### TASK DESCRIPTION
Reproduce every line of the material below without any changes.

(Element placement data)
--- begin ---

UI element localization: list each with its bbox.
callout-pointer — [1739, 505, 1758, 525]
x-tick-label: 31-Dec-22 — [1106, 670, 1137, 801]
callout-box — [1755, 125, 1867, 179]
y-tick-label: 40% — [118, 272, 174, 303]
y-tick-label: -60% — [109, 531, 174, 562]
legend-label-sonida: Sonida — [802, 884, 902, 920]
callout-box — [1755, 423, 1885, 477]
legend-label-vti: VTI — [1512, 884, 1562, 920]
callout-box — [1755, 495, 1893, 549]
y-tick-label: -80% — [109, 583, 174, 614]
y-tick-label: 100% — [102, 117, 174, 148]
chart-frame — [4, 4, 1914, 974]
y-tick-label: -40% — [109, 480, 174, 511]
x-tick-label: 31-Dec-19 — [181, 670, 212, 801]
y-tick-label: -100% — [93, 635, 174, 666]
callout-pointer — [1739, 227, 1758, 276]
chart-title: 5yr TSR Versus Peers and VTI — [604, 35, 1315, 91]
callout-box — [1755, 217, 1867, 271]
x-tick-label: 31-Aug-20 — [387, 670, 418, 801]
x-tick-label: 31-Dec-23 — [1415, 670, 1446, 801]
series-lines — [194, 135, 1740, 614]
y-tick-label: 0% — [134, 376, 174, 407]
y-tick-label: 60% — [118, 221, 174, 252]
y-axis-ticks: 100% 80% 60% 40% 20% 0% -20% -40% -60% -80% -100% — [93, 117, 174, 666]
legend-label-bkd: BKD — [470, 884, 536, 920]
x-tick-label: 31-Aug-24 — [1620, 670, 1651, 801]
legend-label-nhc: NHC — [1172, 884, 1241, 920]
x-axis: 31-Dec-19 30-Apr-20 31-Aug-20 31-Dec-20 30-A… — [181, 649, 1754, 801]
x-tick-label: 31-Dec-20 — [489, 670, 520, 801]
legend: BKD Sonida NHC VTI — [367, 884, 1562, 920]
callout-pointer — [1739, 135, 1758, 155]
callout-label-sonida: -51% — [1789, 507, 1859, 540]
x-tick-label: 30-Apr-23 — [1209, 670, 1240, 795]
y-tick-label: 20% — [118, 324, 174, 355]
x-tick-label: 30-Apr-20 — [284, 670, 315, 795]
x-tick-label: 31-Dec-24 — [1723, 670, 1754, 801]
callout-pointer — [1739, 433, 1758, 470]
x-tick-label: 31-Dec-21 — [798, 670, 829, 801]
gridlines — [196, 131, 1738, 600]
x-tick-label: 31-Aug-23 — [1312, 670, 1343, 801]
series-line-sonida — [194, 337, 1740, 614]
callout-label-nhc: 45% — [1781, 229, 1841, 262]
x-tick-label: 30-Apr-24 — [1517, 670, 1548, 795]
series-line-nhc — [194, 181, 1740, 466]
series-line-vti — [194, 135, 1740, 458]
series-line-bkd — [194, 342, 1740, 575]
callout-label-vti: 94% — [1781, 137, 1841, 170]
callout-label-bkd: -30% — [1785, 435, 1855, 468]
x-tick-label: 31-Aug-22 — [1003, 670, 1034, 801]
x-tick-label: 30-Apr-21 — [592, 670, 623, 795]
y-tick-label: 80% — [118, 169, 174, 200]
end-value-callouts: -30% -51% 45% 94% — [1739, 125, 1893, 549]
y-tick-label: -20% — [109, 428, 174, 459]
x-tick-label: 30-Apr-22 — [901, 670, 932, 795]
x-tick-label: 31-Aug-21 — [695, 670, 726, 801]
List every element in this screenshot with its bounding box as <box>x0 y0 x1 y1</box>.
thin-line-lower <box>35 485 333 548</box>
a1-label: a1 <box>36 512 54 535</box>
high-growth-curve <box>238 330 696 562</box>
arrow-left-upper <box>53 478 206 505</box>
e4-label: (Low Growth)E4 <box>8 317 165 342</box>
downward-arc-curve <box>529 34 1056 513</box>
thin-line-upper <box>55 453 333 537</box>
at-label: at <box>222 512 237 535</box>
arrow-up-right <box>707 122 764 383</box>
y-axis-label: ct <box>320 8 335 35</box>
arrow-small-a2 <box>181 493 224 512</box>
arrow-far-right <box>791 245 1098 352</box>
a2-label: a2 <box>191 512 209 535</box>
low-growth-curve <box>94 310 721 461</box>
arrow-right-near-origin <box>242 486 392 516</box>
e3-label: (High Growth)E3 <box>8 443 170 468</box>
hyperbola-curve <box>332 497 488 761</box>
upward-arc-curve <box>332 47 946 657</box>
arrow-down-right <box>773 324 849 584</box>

--- end ---

### ANSWER BELOW
UI element localization: list each with its bbox.
callout-pointer — [1739, 505, 1758, 525]
x-tick-label: 31-Dec-22 — [1106, 670, 1137, 801]
callout-box — [1755, 125, 1867, 179]
y-tick-label: 40% — [118, 272, 174, 303]
y-tick-label: -60% — [109, 531, 174, 562]
legend-label-sonida: Sonida — [802, 884, 902, 920]
callout-box — [1755, 423, 1885, 477]
legend-label-vti: VTI — [1512, 884, 1562, 920]
callout-box — [1755, 495, 1893, 549]
y-tick-label: -80% — [109, 583, 174, 614]
y-tick-label: 100% — [102, 117, 174, 148]
chart-frame — [4, 4, 1914, 974]
y-tick-label: -40% — [109, 480, 174, 511]
x-tick-label: 31-Dec-19 — [181, 670, 212, 801]
y-tick-label: -100% — [93, 635, 174, 666]
callout-pointer — [1739, 227, 1758, 276]
chart-title: 5yr TSR Versus Peers and VTI — [604, 35, 1315, 91]
callout-box — [1755, 217, 1867, 271]
x-tick-label: 31-Aug-20 — [387, 670, 418, 801]
x-tick-label: 31-Dec-23 — [1415, 670, 1446, 801]
series-lines — [194, 135, 1740, 614]
y-tick-label: 0% — [134, 376, 174, 407]
y-tick-label: 60% — [118, 221, 174, 252]
y-axis-ticks: 100% 80% 60% 40% 20% 0% -20% -40% -60% -80% -100% — [93, 117, 174, 666]
legend-label-bkd: BKD — [470, 884, 536, 920]
x-tick-label: 31-Aug-24 — [1620, 670, 1651, 801]
legend-label-nhc: NHC — [1172, 884, 1241, 920]
x-axis: 31-Dec-19 30-Apr-20 31-Aug-20 31-Dec-20 30-A… — [181, 649, 1754, 801]
x-tick-label: 31-Dec-20 — [489, 670, 520, 801]
legend: BKD Sonida NHC VTI — [367, 884, 1562, 920]
callout-pointer — [1739, 135, 1758, 155]
callout-label-sonida: -51% — [1789, 507, 1859, 540]
x-tick-label: 30-Apr-23 — [1209, 670, 1240, 795]
y-tick-label: 20% — [118, 324, 174, 355]
x-tick-label: 30-Apr-20 — [284, 670, 315, 795]
x-tick-label: 31-Dec-24 — [1723, 670, 1754, 801]
callout-pointer — [1739, 433, 1758, 470]
x-tick-label: 31-Dec-21 — [798, 670, 829, 801]
gridlines — [196, 131, 1738, 600]
x-tick-label: 31-Aug-23 — [1312, 670, 1343, 801]
series-line-sonida — [194, 337, 1740, 614]
callout-label-nhc: 45% — [1781, 229, 1841, 262]
x-tick-label: 30-Apr-24 — [1517, 670, 1548, 795]
series-line-nhc — [194, 181, 1740, 466]
series-line-vti — [194, 135, 1740, 458]
series-line-bkd — [194, 342, 1740, 575]
callout-label-vti: 94% — [1781, 137, 1841, 170]
callout-label-bkd: -30% — [1785, 435, 1855, 468]
x-tick-label: 31-Aug-22 — [1003, 670, 1034, 801]
x-tick-label: 30-Apr-21 — [592, 670, 623, 795]
y-tick-label: 80% — [118, 169, 174, 200]
end-value-callouts: -30% -51% 45% 94% — [1739, 125, 1893, 549]
y-tick-label: -20% — [109, 428, 174, 459]
x-tick-label: 30-Apr-22 — [901, 670, 932, 795]
x-tick-label: 31-Aug-21 — [695, 670, 726, 801]
List every element in this screenshot with its bounding box as <box>x0 y0 x1 y1</box>.
thin-line-lower <box>35 485 333 548</box>
a1-label: a1 <box>36 512 54 535</box>
high-growth-curve <box>238 330 696 562</box>
arrow-left-upper <box>53 478 206 505</box>
e4-label: (Low Growth)E4 <box>8 317 165 342</box>
downward-arc-curve <box>529 34 1056 513</box>
thin-line-upper <box>55 453 333 537</box>
at-label: at <box>222 512 237 535</box>
arrow-up-right <box>707 122 764 383</box>
y-axis-label: ct <box>320 8 335 35</box>
arrow-small-a2 <box>181 493 224 512</box>
arrow-far-right <box>791 245 1098 352</box>
a2-label: a2 <box>191 512 209 535</box>
low-growth-curve <box>94 310 721 461</box>
arrow-right-near-origin <box>242 486 392 516</box>
e3-label: (High Growth)E3 <box>8 443 170 468</box>
hyperbola-curve <box>332 497 488 761</box>
upward-arc-curve <box>332 47 946 657</box>
arrow-down-right <box>773 324 849 584</box>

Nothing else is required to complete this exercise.